Start

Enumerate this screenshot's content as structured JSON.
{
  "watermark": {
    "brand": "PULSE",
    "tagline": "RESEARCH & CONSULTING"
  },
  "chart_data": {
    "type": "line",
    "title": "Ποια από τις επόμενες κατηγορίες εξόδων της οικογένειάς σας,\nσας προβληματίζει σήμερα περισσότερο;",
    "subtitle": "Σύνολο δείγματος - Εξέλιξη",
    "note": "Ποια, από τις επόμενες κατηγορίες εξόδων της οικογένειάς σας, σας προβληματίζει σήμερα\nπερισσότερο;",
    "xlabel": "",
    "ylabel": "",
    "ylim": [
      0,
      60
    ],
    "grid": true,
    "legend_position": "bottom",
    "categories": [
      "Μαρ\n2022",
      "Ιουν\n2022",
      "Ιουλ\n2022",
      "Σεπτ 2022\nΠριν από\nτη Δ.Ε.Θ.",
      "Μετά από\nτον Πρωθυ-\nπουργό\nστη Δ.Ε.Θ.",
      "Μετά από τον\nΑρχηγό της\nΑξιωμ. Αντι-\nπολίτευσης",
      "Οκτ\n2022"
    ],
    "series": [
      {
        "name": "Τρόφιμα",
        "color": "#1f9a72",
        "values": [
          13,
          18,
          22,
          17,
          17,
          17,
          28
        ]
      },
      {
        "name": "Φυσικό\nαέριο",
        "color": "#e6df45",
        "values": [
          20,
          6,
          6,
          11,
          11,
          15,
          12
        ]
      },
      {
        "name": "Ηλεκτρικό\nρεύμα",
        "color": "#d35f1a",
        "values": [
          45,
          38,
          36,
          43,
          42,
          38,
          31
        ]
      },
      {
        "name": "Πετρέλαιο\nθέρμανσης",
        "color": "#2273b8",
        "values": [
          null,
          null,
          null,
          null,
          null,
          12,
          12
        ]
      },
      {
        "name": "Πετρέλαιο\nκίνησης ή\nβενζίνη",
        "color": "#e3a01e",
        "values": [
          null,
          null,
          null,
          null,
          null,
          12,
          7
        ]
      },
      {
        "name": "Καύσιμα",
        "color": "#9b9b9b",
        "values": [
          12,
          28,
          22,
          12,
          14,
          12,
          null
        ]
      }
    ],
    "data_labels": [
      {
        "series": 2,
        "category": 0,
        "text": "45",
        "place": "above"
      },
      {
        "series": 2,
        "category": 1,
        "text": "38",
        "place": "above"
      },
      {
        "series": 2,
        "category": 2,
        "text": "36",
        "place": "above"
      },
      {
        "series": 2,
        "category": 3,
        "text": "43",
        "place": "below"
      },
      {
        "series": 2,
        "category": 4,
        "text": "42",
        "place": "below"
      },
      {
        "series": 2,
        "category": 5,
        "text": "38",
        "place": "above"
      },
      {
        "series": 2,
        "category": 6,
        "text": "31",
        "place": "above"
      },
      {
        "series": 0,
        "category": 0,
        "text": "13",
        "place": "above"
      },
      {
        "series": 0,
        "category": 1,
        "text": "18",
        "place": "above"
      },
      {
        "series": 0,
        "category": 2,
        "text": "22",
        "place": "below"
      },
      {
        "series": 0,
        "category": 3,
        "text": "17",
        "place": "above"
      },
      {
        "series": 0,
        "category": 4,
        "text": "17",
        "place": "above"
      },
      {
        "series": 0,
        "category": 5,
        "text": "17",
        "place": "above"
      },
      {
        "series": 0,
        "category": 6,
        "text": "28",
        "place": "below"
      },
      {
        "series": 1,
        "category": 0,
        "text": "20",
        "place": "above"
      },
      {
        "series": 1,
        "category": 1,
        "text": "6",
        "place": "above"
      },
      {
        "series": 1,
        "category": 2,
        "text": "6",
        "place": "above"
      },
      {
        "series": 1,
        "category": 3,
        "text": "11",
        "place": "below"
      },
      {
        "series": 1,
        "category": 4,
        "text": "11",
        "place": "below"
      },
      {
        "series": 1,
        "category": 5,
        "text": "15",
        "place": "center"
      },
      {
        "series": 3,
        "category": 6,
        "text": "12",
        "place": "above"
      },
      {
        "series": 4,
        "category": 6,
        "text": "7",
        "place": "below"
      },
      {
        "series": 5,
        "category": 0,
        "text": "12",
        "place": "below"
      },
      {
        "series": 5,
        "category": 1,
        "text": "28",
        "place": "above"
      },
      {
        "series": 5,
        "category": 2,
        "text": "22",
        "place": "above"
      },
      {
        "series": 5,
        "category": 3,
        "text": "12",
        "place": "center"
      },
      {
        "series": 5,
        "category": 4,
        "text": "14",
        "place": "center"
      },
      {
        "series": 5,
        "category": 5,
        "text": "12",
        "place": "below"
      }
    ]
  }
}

End

[Task goal]:
Collect each line above holding the string "Μετά".

[Answer]:
      "Μετά από\nτον Πρωθυ-\nπουργό\nστη Δ.Ε.Θ.",
      "Μετά από τον\nΑρχηγό της\nΑξιωμ. Αντι-\nπολίτευσης",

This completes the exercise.